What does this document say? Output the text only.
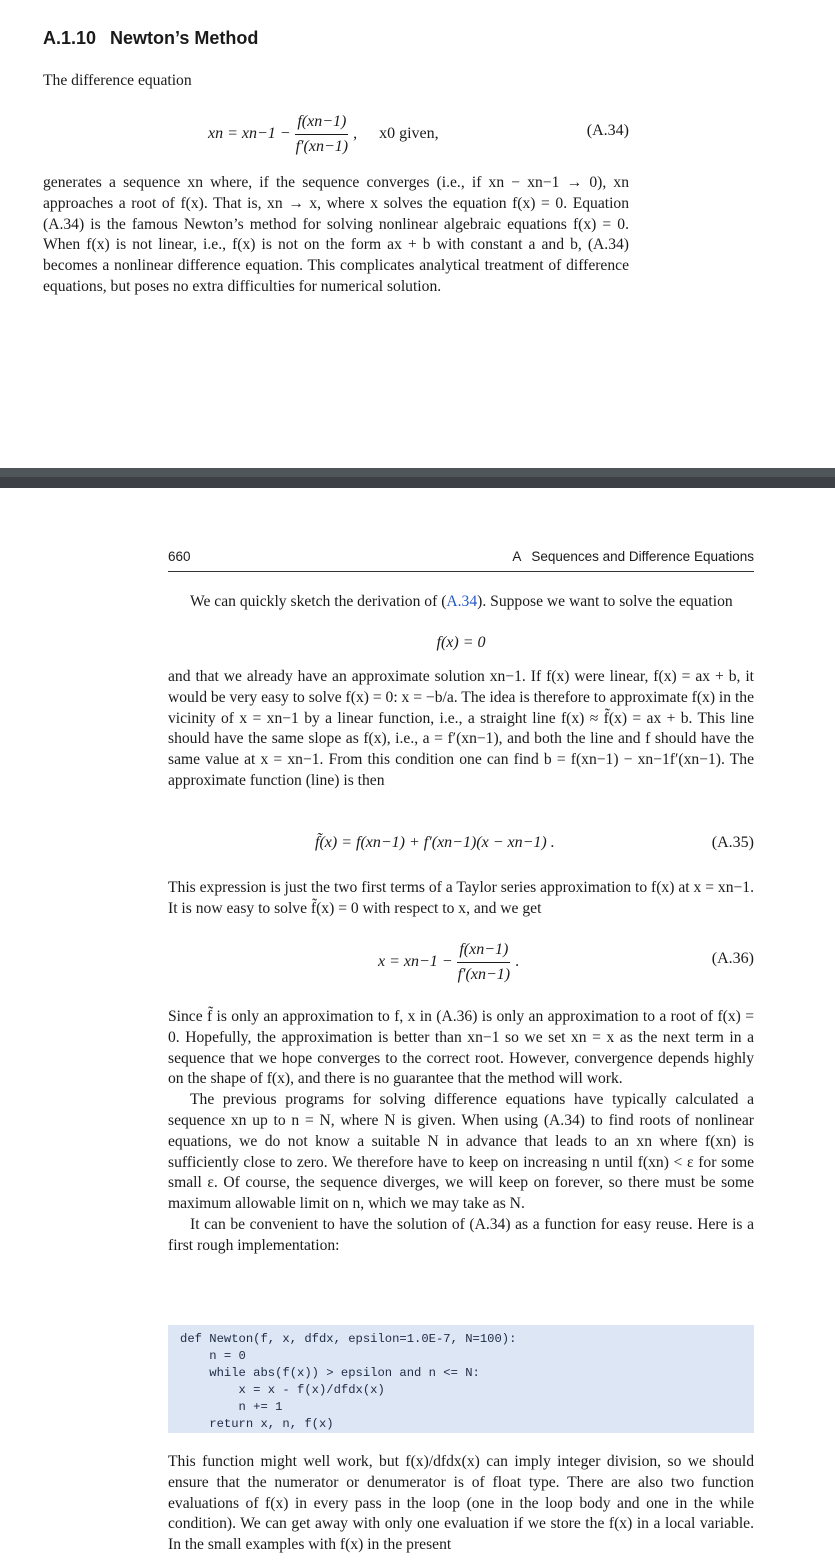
A.1.10 Newton’s Method

The difference equation

xn = $xn-1 - \frac{f(xn-1)}{f'(xn-1)}$ , x0 given,	(A.34)

generates a sequence xn where, if the sequence converges (i.e., if xn − xn−1 → 0), xn approaches a root of f(x). That is, xn → x, where x solves the equation f(x) = 0. Equation (A.34) is the famous Newton’s method for solving nonlinear algebraic equations f(x) = 0. When f(x) is not linear, i.e., f(x) is not on the form ax + b with constant a and b, (A.34) becomes a nonlinear difference equation. This complicates analytical treatment of difference equations, but poses no extra difficulties for numerical solution.

660	A Sequences and Difference Equations

We can quickly sketch the derivation of (A.34). Suppose we want to solve the equation

f(x) = 0

and that we already have an approximate solution xn−1. If f(x) were linear, f(x) = ax + b, it would be very easy to solve f(x) = 0: x = −b/a. The idea is therefore to approximate f(x) in the vicinity of x = xn−1 by a linear function, i.e., a straight line f(x) ≈ f̃(x) = ax + b. This line should have the same slope as f(x), i.e., a = f′(xn−1), and both the line and f should have the same value at x = xn−1. From this condition one can find b = f(xn−1) − xn−1f′(xn−1). The approximate function (line) is then

f̃(x) = f(xn−1) + f′(xn−1)(x − xn−1) .	(A.35)

This expression is just the two first terms of a Taylor series approximation to f(x) at x = xn−1. It is now easy to solve f̃(x) = 0 with respect to x, and we get

$x = xn-1 - \frac{f(xn-1)}{f'(xn-1)}$ .	(A.36)

Since f̃ is only an approximation to f, x in (A.36) is only an approximation to a root of f(x) = 0. Hopefully, the approximation is better than xn−1 so we set xn = x as the next term in a sequence that we hope converges to the correct root. However, convergence depends highly on the shape of f(x), and there is no guarantee that the method will work.

The previous programs for solving difference equations have typically calculated a sequence xn up to n = N, where N is given. When using (A.34) to find roots of nonlinear equations, we do not know a suitable N in advance that leads to an xn where f(xn) is sufficiently close to zero. We therefore have to keep on increasing n until f(xn) < ε for some small ε. Of course, the sequence diverges, we will keep on forever, so there must be some maximum allowable limit on n, which we may take as N.

It can be convenient to have the solution of (A.34) as a function for easy reuse. Here is a first rough implementation:

def Newton(f, x, dfdx, epsilon=1.0E-7, N=100):
n = 0
while abs(f(x)) > epsilon and n <= N:
x = x - f(x)/dfdx(x)
n += 1
return x, n, f(x)

This function might well work, but f(x)/dfdx(x) can imply integer division, so we should ensure that the numerator or denumerator is of float type. There are also two function evaluations of f(x) in every pass in the loop (one in the loop body and one in the while condition). We can get away with only one evaluation if we store the f(x) in a local variable. In the small examples with f(x) in the present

### Direction:
Give an exact reproduction of every line, leaving out any picture.

### Finished task:
What does this document say? Output the text only.
A.1.10 Newton’s Method

The difference equation

xn = $xn-1 - \frac{f(xn-1)}{f'(xn-1)}$ , x0 given,	(A.34)

generates a sequence xn where, if the sequence converges (i.e., if xn − xn−1 → 0), xn approaches a root of f(x). That is, xn → x, where x solves the equation f(x) = 0. Equation (A.34) is the famous Newton’s method for solving nonlinear algebraic equations f(x) = 0. When f(x) is not linear, i.e., f(x) is not on the form ax + b with constant a and b, (A.34) becomes a nonlinear difference equation. This complicates analytical treatment of difference equations, but poses no extra difficulties for numerical solution.

660	A Sequences and Difference Equations

We can quickly sketch the derivation of (A.34). Suppose we want to solve the equation

f(x) = 0

and that we already have an approximate solution xn−1. If f(x) were linear, f(x) = ax + b, it would be very easy to solve f(x) = 0: x = −b/a. The idea is therefore to approximate f(x) in the vicinity of x = xn−1 by a linear function, i.e., a straight line f(x) ≈ f̃(x) = ax + b. This line should have the same slope as f(x), i.e., a = f′(xn−1), and both the line and f should have the same value at x = xn−1. From this condition one can find b = f(xn−1) − xn−1f′(xn−1). The approximate function (line) is then

f̃(x) = f(xn−1) + f′(xn−1)(x − xn−1) .	(A.35)

This expression is just the two first terms of a Taylor series approximation to f(x) at x = xn−1. It is now easy to solve f̃(x) = 0 with respect to x, and we get

$x = xn-1 - \frac{f(xn-1)}{f'(xn-1)}$ .	(A.36)

Since f̃ is only an approximation to f, x in (A.36) is only an approximation to a root of f(x) = 0. Hopefully, the approximation is better than xn−1 so we set xn = x as the next term in a sequence that we hope converges to the correct root. However, convergence depends highly on the shape of f(x), and there is no guarantee that the method will work.

The previous programs for solving difference equations have typically calculated a sequence xn up to n = N, where N is given. When using (A.34) to find roots of nonlinear equations, we do not know a suitable N in advance that leads to an xn where f(xn) is sufficiently close to zero. We therefore have to keep on increasing n until f(xn) < ε for some small ε. Of course, the sequence diverges, we will keep on forever, so there must be some maximum allowable limit on n, which we may take as N.

It can be convenient to have the solution of (A.34) as a function for easy reuse. Here is a first rough implementation:

def Newton(f, x, dfdx, epsilon=1.0E-7, N=100):
n = 0
while abs(f(x)) > epsilon and n <= N:
x = x - f(x)/dfdx(x)
n += 1
return x, n, f(x)

This function might well work, but f(x)/dfdx(x) can imply integer division, so we should ensure that the numerator or denumerator is of float type. There are also two function evaluations of f(x) in every pass in the loop (one in the loop body and one in the while condition). We can get away with only one evaluation if we store the f(x) in a local variable. In the small examples with f(x) in the present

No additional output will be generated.